WHAT IS ASKED |
Return every line of the records that contains the string "arrow".

--------------------------------

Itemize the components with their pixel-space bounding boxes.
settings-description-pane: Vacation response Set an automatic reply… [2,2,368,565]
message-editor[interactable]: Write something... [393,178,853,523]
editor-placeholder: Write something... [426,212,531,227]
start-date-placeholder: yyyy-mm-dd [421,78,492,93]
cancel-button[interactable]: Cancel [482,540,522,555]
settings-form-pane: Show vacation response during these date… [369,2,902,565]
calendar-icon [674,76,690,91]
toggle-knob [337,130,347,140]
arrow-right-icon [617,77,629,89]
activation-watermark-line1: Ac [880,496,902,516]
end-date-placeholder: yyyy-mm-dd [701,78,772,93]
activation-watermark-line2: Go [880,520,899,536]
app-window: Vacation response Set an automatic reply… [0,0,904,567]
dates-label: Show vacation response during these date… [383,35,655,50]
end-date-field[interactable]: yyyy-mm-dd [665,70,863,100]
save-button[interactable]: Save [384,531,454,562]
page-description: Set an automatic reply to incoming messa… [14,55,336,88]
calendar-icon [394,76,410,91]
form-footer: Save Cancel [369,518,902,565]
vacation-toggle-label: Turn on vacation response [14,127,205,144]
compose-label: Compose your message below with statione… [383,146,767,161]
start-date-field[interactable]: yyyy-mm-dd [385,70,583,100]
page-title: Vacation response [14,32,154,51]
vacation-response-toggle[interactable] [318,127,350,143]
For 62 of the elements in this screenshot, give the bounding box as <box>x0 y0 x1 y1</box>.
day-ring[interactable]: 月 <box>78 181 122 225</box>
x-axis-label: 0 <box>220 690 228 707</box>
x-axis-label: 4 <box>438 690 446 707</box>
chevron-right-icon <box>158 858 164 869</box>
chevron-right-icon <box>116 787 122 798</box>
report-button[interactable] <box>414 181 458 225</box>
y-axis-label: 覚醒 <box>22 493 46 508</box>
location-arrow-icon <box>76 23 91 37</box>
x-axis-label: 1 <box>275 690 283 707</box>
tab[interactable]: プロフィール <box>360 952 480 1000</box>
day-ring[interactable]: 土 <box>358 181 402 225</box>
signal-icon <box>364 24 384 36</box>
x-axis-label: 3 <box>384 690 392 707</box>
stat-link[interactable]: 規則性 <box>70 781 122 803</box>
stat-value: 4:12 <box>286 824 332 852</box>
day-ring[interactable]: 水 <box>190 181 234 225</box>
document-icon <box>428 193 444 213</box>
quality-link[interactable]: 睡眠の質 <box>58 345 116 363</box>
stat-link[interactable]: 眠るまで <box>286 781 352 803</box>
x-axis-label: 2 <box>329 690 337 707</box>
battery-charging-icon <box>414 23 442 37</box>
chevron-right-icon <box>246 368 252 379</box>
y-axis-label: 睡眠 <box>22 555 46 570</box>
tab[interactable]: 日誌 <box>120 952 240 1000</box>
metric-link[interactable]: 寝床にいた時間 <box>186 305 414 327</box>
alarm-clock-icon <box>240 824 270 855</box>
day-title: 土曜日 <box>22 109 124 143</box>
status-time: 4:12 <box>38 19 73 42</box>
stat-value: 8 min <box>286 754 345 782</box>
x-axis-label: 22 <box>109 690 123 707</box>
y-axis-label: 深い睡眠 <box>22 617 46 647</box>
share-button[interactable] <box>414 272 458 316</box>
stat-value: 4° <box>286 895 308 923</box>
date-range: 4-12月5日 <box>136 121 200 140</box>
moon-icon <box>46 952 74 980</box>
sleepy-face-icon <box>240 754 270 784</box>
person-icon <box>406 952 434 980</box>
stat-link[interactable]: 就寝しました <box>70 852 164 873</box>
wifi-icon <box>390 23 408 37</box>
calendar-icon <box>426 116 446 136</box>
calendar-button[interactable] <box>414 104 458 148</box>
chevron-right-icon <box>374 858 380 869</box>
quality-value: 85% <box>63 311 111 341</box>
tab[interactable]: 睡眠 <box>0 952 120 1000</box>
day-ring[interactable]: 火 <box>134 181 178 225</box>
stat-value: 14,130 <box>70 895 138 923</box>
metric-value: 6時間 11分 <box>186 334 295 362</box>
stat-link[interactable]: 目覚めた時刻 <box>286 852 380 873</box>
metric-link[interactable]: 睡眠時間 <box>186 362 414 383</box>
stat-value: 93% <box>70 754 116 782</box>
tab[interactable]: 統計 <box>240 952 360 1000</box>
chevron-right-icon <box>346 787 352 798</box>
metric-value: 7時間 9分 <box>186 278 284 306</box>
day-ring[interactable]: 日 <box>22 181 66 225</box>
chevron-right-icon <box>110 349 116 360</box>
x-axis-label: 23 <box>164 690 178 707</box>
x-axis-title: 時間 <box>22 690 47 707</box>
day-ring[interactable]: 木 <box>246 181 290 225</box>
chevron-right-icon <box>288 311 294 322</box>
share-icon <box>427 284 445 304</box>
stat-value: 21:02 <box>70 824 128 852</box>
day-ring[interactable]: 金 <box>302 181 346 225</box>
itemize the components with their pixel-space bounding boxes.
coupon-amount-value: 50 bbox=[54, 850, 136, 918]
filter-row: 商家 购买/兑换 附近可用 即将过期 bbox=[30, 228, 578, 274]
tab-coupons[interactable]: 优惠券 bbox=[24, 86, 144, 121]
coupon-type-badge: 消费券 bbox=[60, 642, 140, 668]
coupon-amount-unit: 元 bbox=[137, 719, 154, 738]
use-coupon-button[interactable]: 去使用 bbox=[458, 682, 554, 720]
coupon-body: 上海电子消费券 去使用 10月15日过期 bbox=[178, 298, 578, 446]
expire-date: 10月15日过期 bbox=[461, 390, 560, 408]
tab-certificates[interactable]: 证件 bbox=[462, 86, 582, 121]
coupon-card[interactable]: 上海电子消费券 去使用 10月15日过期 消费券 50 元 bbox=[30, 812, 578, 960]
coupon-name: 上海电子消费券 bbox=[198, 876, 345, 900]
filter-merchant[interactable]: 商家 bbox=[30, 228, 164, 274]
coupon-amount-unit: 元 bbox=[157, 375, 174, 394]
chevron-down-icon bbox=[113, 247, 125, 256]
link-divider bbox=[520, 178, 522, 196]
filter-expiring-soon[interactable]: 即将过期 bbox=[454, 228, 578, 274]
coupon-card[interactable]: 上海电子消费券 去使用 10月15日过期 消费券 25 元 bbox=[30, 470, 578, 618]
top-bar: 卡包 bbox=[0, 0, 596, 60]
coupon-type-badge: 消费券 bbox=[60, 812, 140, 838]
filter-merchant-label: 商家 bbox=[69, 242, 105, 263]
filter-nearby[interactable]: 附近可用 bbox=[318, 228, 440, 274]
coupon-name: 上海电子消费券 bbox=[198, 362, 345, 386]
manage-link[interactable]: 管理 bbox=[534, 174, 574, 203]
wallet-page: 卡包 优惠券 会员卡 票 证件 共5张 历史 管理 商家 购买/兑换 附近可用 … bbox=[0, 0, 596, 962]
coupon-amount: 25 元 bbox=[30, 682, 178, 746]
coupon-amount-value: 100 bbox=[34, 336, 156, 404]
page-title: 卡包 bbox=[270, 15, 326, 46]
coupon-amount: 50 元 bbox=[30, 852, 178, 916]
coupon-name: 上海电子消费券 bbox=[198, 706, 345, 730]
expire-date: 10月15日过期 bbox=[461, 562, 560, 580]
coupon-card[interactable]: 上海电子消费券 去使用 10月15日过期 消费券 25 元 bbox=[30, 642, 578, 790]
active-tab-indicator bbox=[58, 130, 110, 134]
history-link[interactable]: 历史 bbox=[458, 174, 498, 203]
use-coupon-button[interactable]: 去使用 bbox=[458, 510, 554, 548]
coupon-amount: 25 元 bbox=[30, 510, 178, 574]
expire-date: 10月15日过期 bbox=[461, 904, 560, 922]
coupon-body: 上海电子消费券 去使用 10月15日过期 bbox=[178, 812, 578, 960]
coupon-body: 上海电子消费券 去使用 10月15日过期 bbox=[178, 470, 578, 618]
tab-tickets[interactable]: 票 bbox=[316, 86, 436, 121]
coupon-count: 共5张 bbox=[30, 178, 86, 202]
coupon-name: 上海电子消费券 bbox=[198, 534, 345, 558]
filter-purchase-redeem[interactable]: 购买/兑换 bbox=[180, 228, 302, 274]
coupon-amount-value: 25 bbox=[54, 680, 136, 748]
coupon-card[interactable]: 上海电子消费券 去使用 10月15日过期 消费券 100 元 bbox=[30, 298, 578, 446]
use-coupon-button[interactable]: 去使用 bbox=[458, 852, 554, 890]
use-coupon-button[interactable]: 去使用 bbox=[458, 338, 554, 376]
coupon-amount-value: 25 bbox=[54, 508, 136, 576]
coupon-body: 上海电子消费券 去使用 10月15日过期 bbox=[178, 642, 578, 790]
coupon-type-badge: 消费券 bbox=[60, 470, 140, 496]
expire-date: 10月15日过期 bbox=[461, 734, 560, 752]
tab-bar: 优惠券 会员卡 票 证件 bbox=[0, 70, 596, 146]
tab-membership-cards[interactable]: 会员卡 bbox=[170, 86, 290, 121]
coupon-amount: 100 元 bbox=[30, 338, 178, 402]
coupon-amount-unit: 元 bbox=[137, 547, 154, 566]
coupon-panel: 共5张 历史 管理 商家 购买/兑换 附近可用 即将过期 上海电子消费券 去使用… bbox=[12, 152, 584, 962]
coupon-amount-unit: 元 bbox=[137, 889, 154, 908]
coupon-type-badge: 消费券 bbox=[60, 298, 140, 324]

--------------------------------

WORKED SOLUTION |
arrow-right-icon [617,77,629,89]
location-arrow-icon <box>76 23 91 37</box>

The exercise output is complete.